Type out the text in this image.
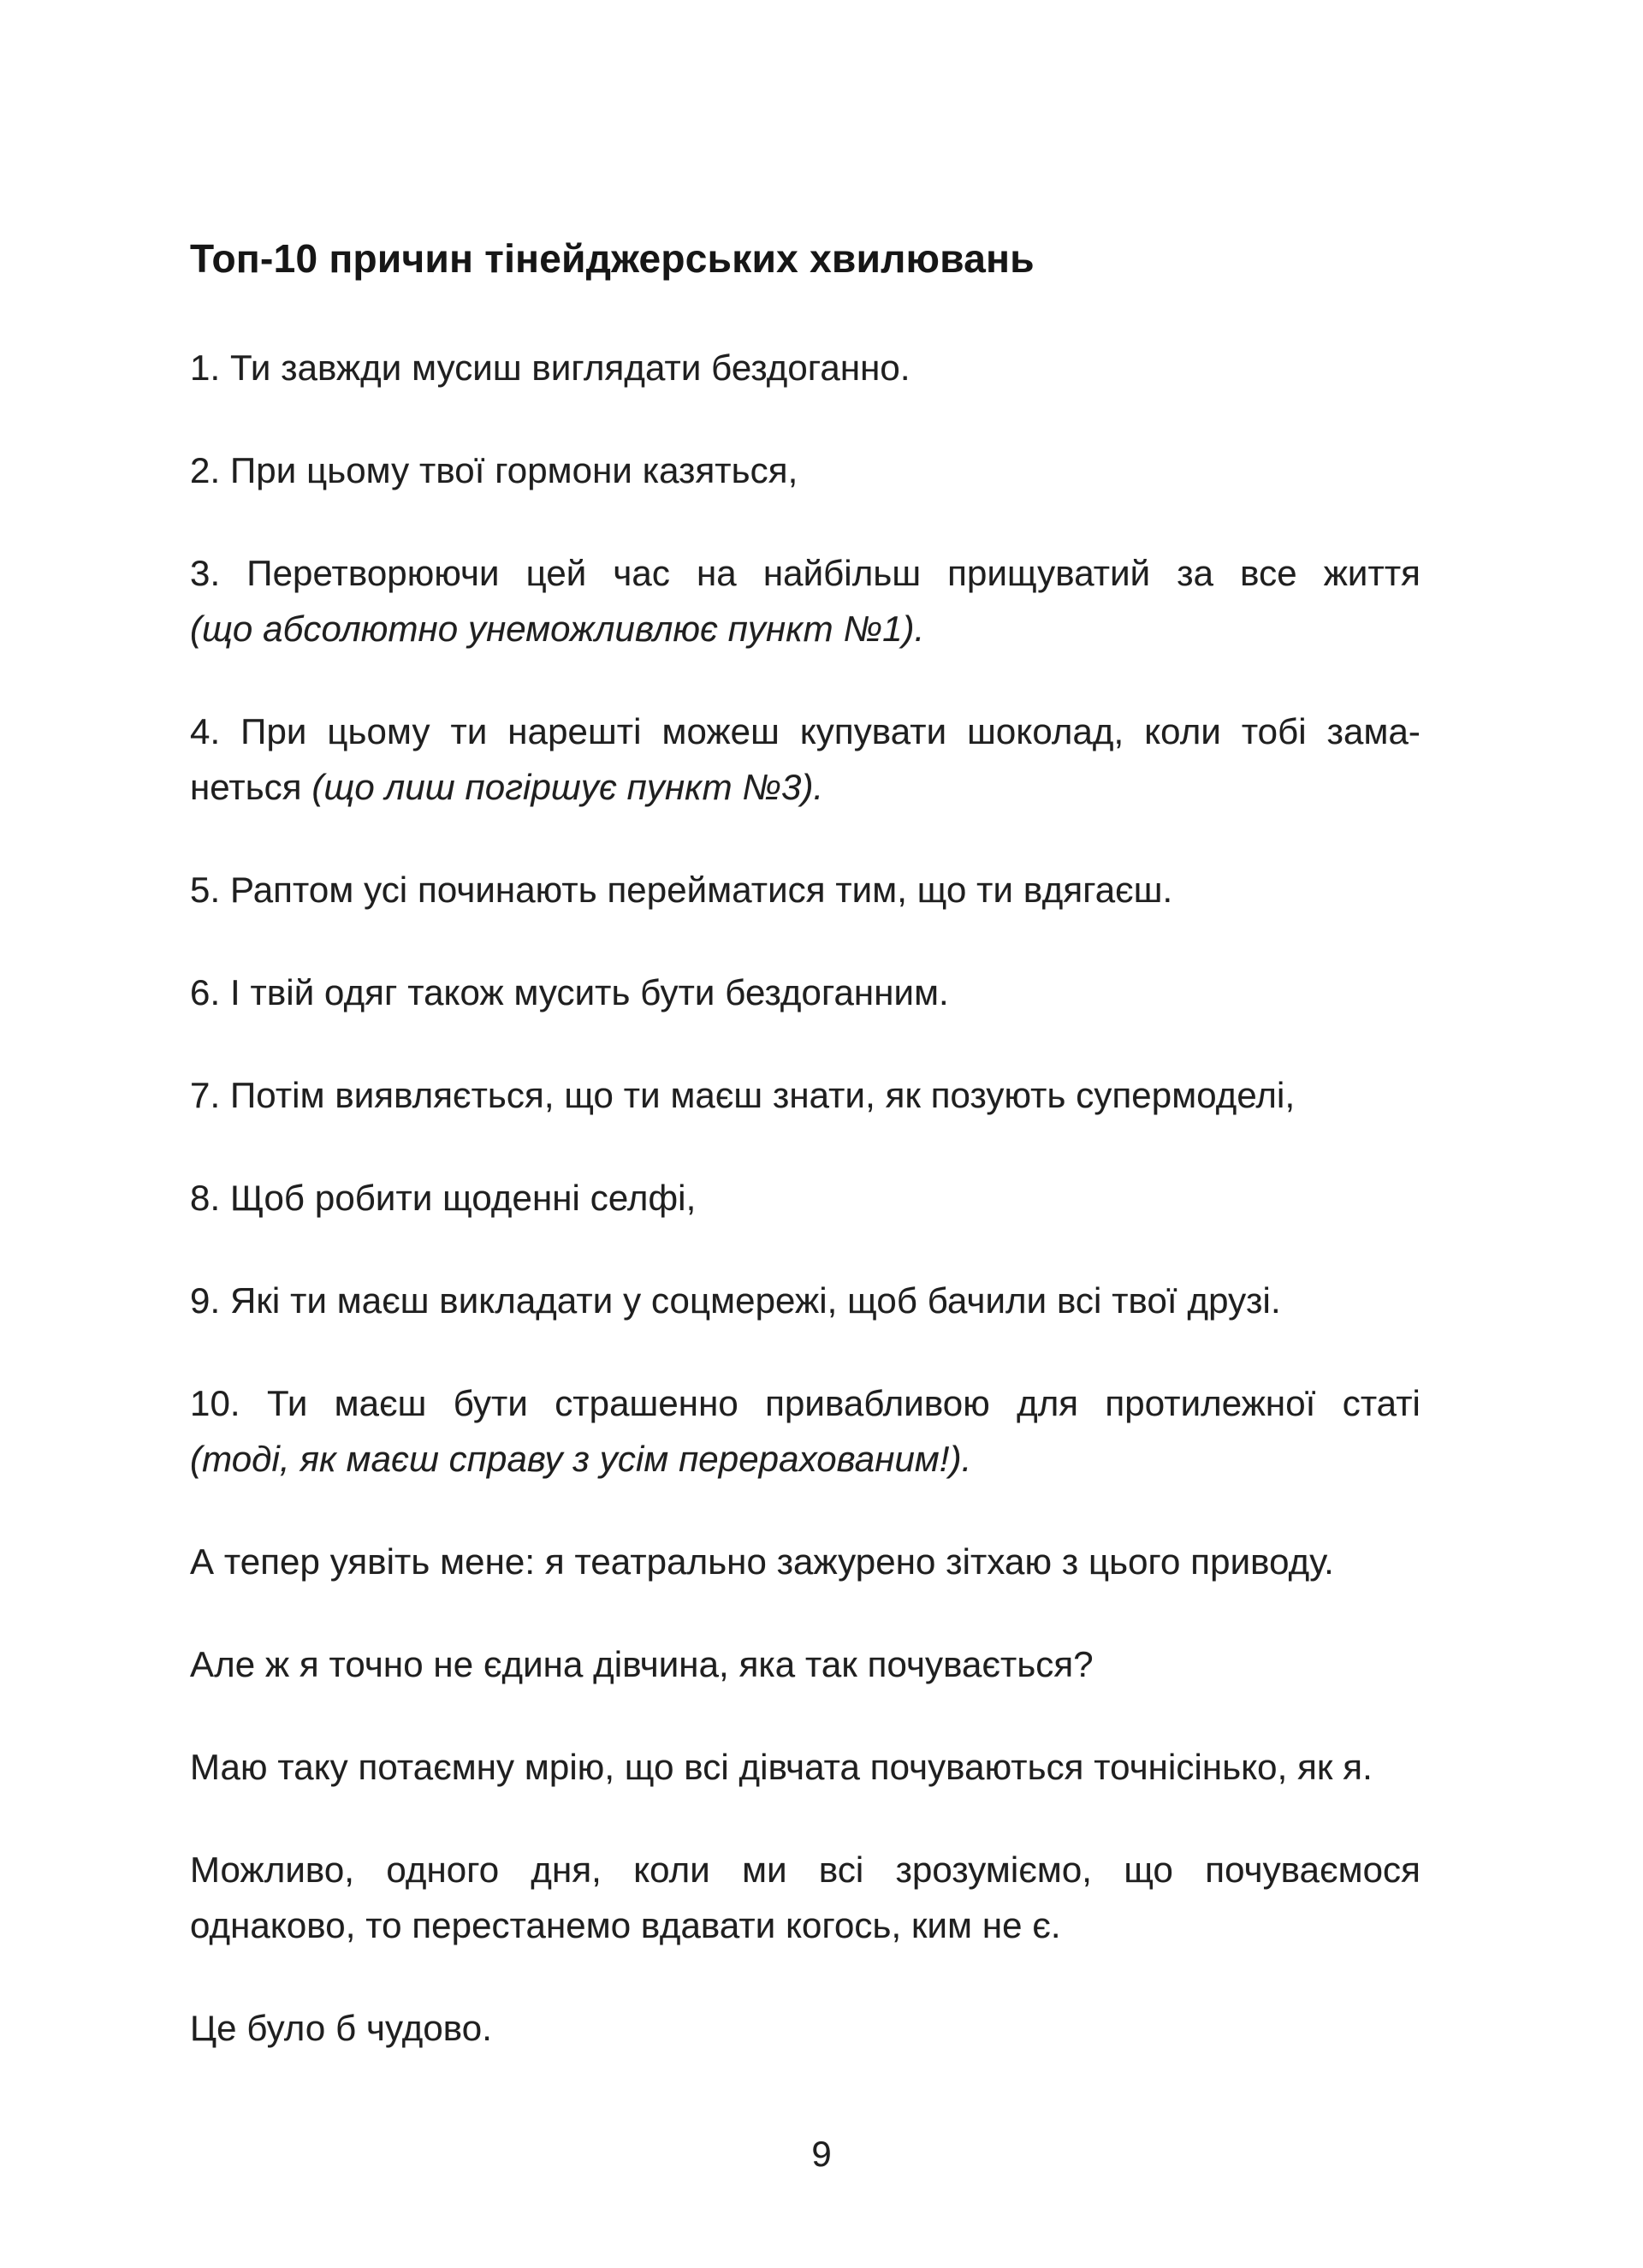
Топ-10 причин тінейджерських хвилювань
1. Ти завжди мусиш виглядати бездоганно.
2. При цьому твої гормони казяться,
3. Перетворюючи цей час на найбільш прищуватий за все життя
(що абсолютно унеможливлює пункт №1).
4. При цьому ти нарешті можеш купувати шоколад, коли тобі зама-
неться (що лиш погіршує пункт №3).
5. Раптом усі починають перейматися тим, що ти вдягаєш.
6. І твій одяг також мусить бути бездоганним.
7. Потім виявляється, що ти маєш знати, як позують супермоделі,
8. Щоб робити щоденні селфі,
9. Які ти маєш викладати у соцмережі, щоб бачили всі твої друзі.
10. Ти маєш бути страшенно привабливою для протилежної статі
(тоді, як маєш справу з усім перерахованим!).
А тепер уявіть мене: я театрально зажурено зітхаю з цього приводу.
Але ж я точно не єдина дівчина, яка так почувається?
Маю таку потаємну мрію, що всі дівчата почуваються точнісінько, як я.
Можливо, одного дня, коли ми всі зрозуміємо, що почуваємося
однаково, то перестанемо вдавати когось, ким не є.
Це було б чудово.
9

> [EXERCISE DETAILS] From the entries above, copy every line containing the word "твої".

> [SOLUTION FOR THIS EXERCISE]
2. При цьому твої гормони казяться,
9. Які ти маєш викладати у соцмережі, щоб бачили всі твої друзі.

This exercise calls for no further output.